### WORK TO DO
Go through the material and write it all out exactly, minus the pictures.

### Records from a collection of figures
■ ■ ■ ■ ■ ■ ■

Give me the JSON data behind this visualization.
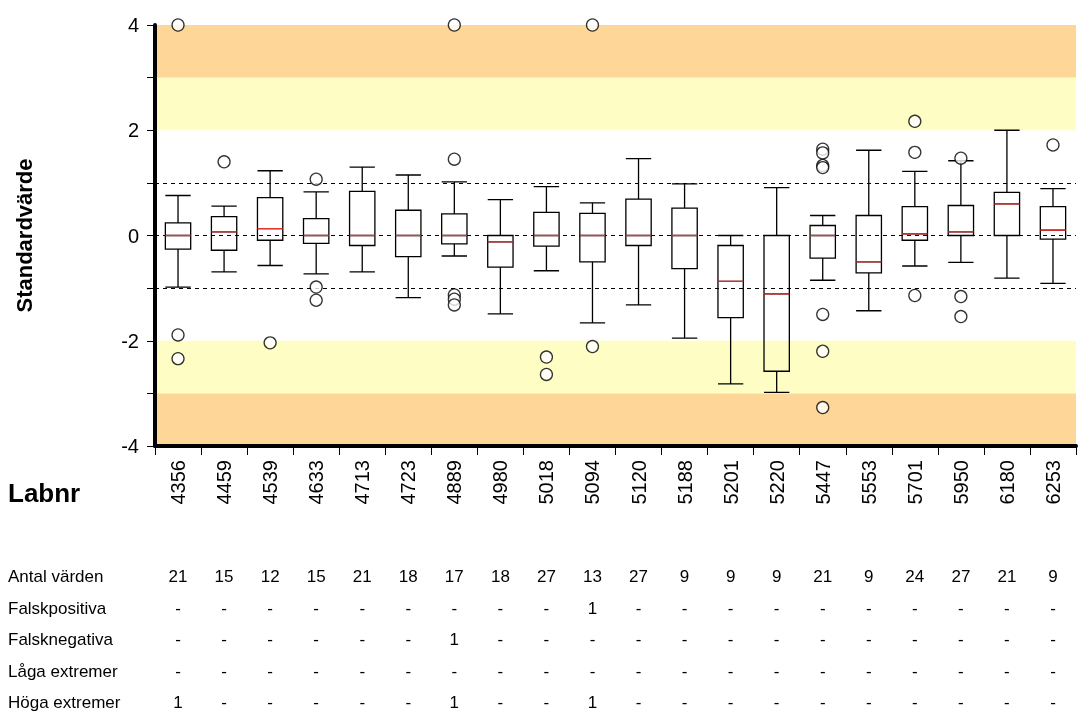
{
  "chart_data": {
    "type": "box",
    "xlabel": "Labnr",
    "ylabel": "Standardvärde",
    "color": "#000000",
    "categories": [
      "4356",
      "4459",
      "4539",
      "4633",
      "4713",
      "4723",
      "4889",
      "4980",
      "5018",
      "5094",
      "5120",
      "5188",
      "5201",
      "5220",
      "5447",
      "5553",
      "5701",
      "5950",
      "6180",
      "6253"
    ],
    "boxes": [
      {
        "low": -0.98,
        "q1": -0.26,
        "median": 0,
        "q3": 0.24,
        "high": 0.76,
        "outliers": [
          -1.89,
          -2.34,
          4
        ]
      },
      {
        "low": -0.69,
        "q1": -0.28,
        "median": 0.07,
        "q3": 0.36,
        "high": 0.56,
        "outliers": [
          1.4
        ]
      },
      {
        "low": -0.57,
        "q1": -0.09,
        "median": 0.13,
        "q3": 0.72,
        "high": 1.23,
        "outliers": [
          -2.04
        ]
      },
      {
        "low": -0.73,
        "q1": -0.15,
        "median": 0,
        "q3": 0.32,
        "high": 0.83,
        "outliers": [
          1.07,
          -0.98,
          -1.23
        ]
      },
      {
        "low": -0.69,
        "q1": -0.19,
        "median": 0,
        "q3": 0.84,
        "high": 1.3
      },
      {
        "low": -1.18,
        "q1": -0.4,
        "median": 0,
        "q3": 0.48,
        "high": 1.15
      },
      {
        "low": -0.39,
        "q1": -0.16,
        "median": 0,
        "q3": 0.41,
        "high": 1.02,
        "outliers": [
          1.45,
          -1.13,
          -1.21,
          -1.32,
          4
        ]
      },
      {
        "low": -1.49,
        "q1": -0.6,
        "median": -0.12,
        "q3": 0,
        "high": 0.68
      },
      {
        "low": -0.67,
        "q1": -0.2,
        "median": 0,
        "q3": 0.44,
        "high": 0.93,
        "outliers": [
          -2.31,
          -2.64
        ]
      },
      {
        "low": -1.66,
        "q1": -0.5,
        "median": 0,
        "q3": 0.42,
        "high": 0.62,
        "outliers": [
          -2.11,
          4
        ]
      },
      {
        "low": -1.32,
        "q1": -0.19,
        "median": 0,
        "q3": 0.69,
        "high": 1.46
      },
      {
        "low": -1.95,
        "q1": -0.63,
        "median": 0,
        "q3": 0.52,
        "high": 0.98
      },
      {
        "low": -2.82,
        "q1": -1.56,
        "median": -0.87,
        "q3": -0.19,
        "high": 0
      },
      {
        "low": -2.98,
        "q1": -2.58,
        "median": -1.11,
        "q3": 0,
        "high": 0.91
      },
      {
        "low": -0.85,
        "q1": -0.43,
        "median": 0,
        "q3": 0.19,
        "high": 0.38,
        "outliers": [
          1.64,
          1.57,
          1.33,
          1.29,
          -1.5,
          -2.2,
          -3.27
        ]
      },
      {
        "low": -1.43,
        "q1": -0.71,
        "median": -0.5,
        "q3": 0.38,
        "high": 1.62
      },
      {
        "low": -0.58,
        "q1": -0.09,
        "median": 0.03,
        "q3": 0.55,
        "high": 1.22,
        "outliers": [
          2.17,
          1.58,
          -1.14
        ]
      },
      {
        "low": -0.51,
        "q1": 0,
        "median": 0.07,
        "q3": 0.57,
        "high": 1.42,
        "outliers": [
          1.47,
          -1.16,
          -1.54
        ]
      },
      {
        "low": -0.81,
        "q1": 0,
        "median": 0.6,
        "q3": 0.82,
        "high": 2.0
      },
      {
        "low": -0.91,
        "q1": -0.07,
        "median": 0.1,
        "q3": 0.55,
        "high": 0.89,
        "outliers": [
          1.72
        ]
      }
    ],
    "ylim": [
      -4,
      4
    ],
    "yticks": [
      -4,
      {
        "value": -3,
        "label": null
      },
      -2,
      {
        "value": -1,
        "label": null
      },
      0,
      {
        "value": 1,
        "label": null
      },
      2,
      {
        "value": 3,
        "label": null
      },
      4
    ],
    "grid": false,
    "bands": [
      {
        "axis": "y",
        "from": 3,
        "to": 4,
        "color": "#fdd698"
      },
      {
        "axis": "y",
        "from": 2,
        "to": 3,
        "color": "#fefec4"
      },
      {
        "axis": "y",
        "from": -3,
        "to": -2,
        "color": "#fefec4"
      },
      {
        "axis": "y",
        "from": -4,
        "to": -3,
        "color": "#fdd698"
      }
    ],
    "ref_lines": [
      {
        "axis": "y",
        "value": 1,
        "line_style": "dashed",
        "color": "#000000"
      },
      {
        "axis": "y",
        "value": 0,
        "line_style": "dashed",
        "color": "#000000"
      },
      {
        "axis": "y",
        "value": -1,
        "line_style": "dashed",
        "color": "#000000"
      }
    ],
    "annotations": [
      "Antal värden",
      "21",
      "15",
      "12",
      "15",
      "21",
      "18",
      "17",
      "18",
      "27",
      "13",
      "27",
      "9",
      "9",
      "9",
      "21",
      "9",
      "24",
      "27",
      "21",
      "9",
      "Falskpositiva",
      "-",
      "-",
      "-",
      "-",
      "-",
      "-",
      "-",
      "-",
      "-",
      "1",
      "-",
      "-",
      "-",
      "-",
      "-",
      "-",
      "-",
      "-",
      "-",
      "-",
      "Falsknegativa",
      "-",
      "-",
      "-",
      "-",
      "-",
      "-",
      "1",
      "-",
      "-",
      "-",
      "-",
      "-",
      "-",
      "-",
      "-",
      "-",
      "-",
      "-",
      "-",
      "-",
      "Låga extremer",
      "-",
      "-",
      "-",
      "-",
      "-",
      "-",
      "-",
      "-",
      "-",
      "-",
      "-",
      "-",
      "-",
      "-",
      "-",
      "-",
      "-",
      "-",
      "-",
      "-",
      "Höga extremer",
      "1",
      "-",
      "-",
      "-",
      "-",
      "-",
      "1",
      "-",
      "-",
      "1",
      "-",
      "-",
      "-",
      "-",
      "-",
      "-",
      "-",
      "-",
      "-",
      "-"
    ]
  }
}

■ ■ ■ ■ ■ ■ ■

### SOLUTION TO THIS PROBLEM
Give me the JSON data behind this visualization.
{
  "chart_data": {
    "type": "box",
    "xlabel": "Labnr",
    "ylabel": "Standardvärde",
    "color": "#000000",
    "categories": [
      "4356",
      "4459",
      "4539",
      "4633",
      "4713",
      "4723",
      "4889",
      "4980",
      "5018",
      "5094",
      "5120",
      "5188",
      "5201",
      "5220",
      "5447",
      "5553",
      "5701",
      "5950",
      "6180",
      "6253"
    ],
    "boxes": [
      {
        "low": -0.98,
        "q1": -0.26,
        "median": 0,
        "q3": 0.24,
        "high": 0.76,
        "outliers": [
          -1.89,
          -2.34,
          4
        ]
      },
      {
        "low": -0.69,
        "q1": -0.28,
        "median": 0.07,
        "q3": 0.36,
        "high": 0.56,
        "outliers": [
          1.4
        ]
      },
      {
        "low": -0.57,
        "q1": -0.09,
        "median": 0.13,
        "q3": 0.72,
        "high": 1.23,
        "outliers": [
          -2.04
        ]
      },
      {
        "low": -0.73,
        "q1": -0.15,
        "median": 0,
        "q3": 0.32,
        "high": 0.83,
        "outliers": [
          1.07,
          -0.98,
          -1.23
        ]
      },
      {
        "low": -0.69,
        "q1": -0.19,
        "median": 0,
        "q3": 0.84,
        "high": 1.3
      },
      {
        "low": -1.18,
        "q1": -0.4,
        "median": 0,
        "q3": 0.48,
        "high": 1.15
      },
      {
        "low": -0.39,
        "q1": -0.16,
        "median": 0,
        "q3": 0.41,
        "high": 1.02,
        "outliers": [
          1.45,
          -1.13,
          -1.21,
          -1.32,
          4
        ]
      },
      {
        "low": -1.49,
        "q1": -0.6,
        "median": -0.12,
        "q3": 0,
        "high": 0.68
      },
      {
        "low": -0.67,
        "q1": -0.2,
        "median": 0,
        "q3": 0.44,
        "high": 0.93,
        "outliers": [
          -2.31,
          -2.64
        ]
      },
      {
        "low": -1.66,
        "q1": -0.5,
        "median": 0,
        "q3": 0.42,
        "high": 0.62,
        "outliers": [
          -2.11,
          4
        ]
      },
      {
        "low": -1.32,
        "q1": -0.19,
        "median": 0,
        "q3": 0.69,
        "high": 1.46
      },
      {
        "low": -1.95,
        "q1": -0.63,
        "median": 0,
        "q3": 0.52,
        "high": 0.98
      },
      {
        "low": -2.82,
        "q1": -1.56,
        "median": -0.87,
        "q3": -0.19,
        "high": 0
      },
      {
        "low": -2.98,
        "q1": -2.58,
        "median": -1.11,
        "q3": 0,
        "high": 0.91
      },
      {
        "low": -0.85,
        "q1": -0.43,
        "median": 0,
        "q3": 0.19,
        "high": 0.38,
        "outliers": [
          1.64,
          1.57,
          1.33,
          1.29,
          -1.5,
          -2.2,
          -3.27
        ]
      },
      {
        "low": -1.43,
        "q1": -0.71,
        "median": -0.5,
        "q3": 0.38,
        "high": 1.62
      },
      {
        "low": -0.58,
        "q1": -0.09,
        "median": 0.03,
        "q3": 0.55,
        "high": 1.22,
        "outliers": [
          2.17,
          1.58,
          -1.14
        ]
      },
      {
        "low": -0.51,
        "q1": 0,
        "median": 0.07,
        "q3": 0.57,
        "high": 1.42,
        "outliers": [
          1.47,
          -1.16,
          -1.54
        ]
      },
      {
        "low": -0.81,
        "q1": 0,
        "median": 0.6,
        "q3": 0.82,
        "high": 2.0
      },
      {
        "low": -0.91,
        "q1": -0.07,
        "median": 0.1,
        "q3": 0.55,
        "high": 0.89,
        "outliers": [
          1.72
        ]
      }
    ],
    "ylim": [
      -4,
      4
    ],
    "yticks": [
      -4,
      {
        "value": -3,
        "label": null
      },
      -2,
      {
        "value": -1,
        "label": null
      },
      0,
      {
        "value": 1,
        "label": null
      },
      2,
      {
        "value": 3,
        "label": null
      },
      4
    ],
    "grid": false,
    "bands": [
      {
        "axis": "y",
        "from": 3,
        "to": 4,
        "color": "#fdd698"
      },
      {
        "axis": "y",
        "from": 2,
        "to": 3,
        "color": "#fefec4"
      },
      {
        "axis": "y",
        "from": -3,
        "to": -2,
        "color": "#fefec4"
      },
      {
        "axis": "y",
        "from": -4,
        "to": -3,
        "color": "#fdd698"
      }
    ],
    "ref_lines": [
      {
        "axis": "y",
        "value": 1,
        "line_style": "dashed",
        "color": "#000000"
      },
      {
        "axis": "y",
        "value": 0,
        "line_style": "dashed",
        "color": "#000000"
      },
      {
        "axis": "y",
        "value": -1,
        "line_style": "dashed",
        "color": "#000000"
      }
    ],
    "annotations": [
      "Antal värden",
      "21",
      "15",
      "12",
      "15",
      "21",
      "18",
      "17",
      "18",
      "27",
      "13",
      "27",
      "9",
      "9",
      "9",
      "21",
      "9",
      "24",
      "27",
      "21",
      "9",
      "Falskpositiva",
      "-",
      "-",
      "-",
      "-",
      "-",
      "-",
      "-",
      "-",
      "-",
      "1",
      "-",
      "-",
      "-",
      "-",
      "-",
      "-",
      "-",
      "-",
      "-",
      "-",
      "Falsknegativa",
      "-",
      "-",
      "-",
      "-",
      "-",
      "-",
      "1",
      "-",
      "-",
      "-",
      "-",
      "-",
      "-",
      "-",
      "-",
      "-",
      "-",
      "-",
      "-",
      "-",
      "Låga extremer",
      "-",
      "-",
      "-",
      "-",
      "-",
      "-",
      "-",
      "-",
      "-",
      "-",
      "-",
      "-",
      "-",
      "-",
      "-",
      "-",
      "-",
      "-",
      "-",
      "-",
      "Höga extremer",
      "1",
      "-",
      "-",
      "-",
      "-",
      "-",
      "1",
      "-",
      "-",
      "1",
      "-",
      "-",
      "-",
      "-",
      "-",
      "-",
      "-",
      "-",
      "-",
      "-"
    ]
  }
}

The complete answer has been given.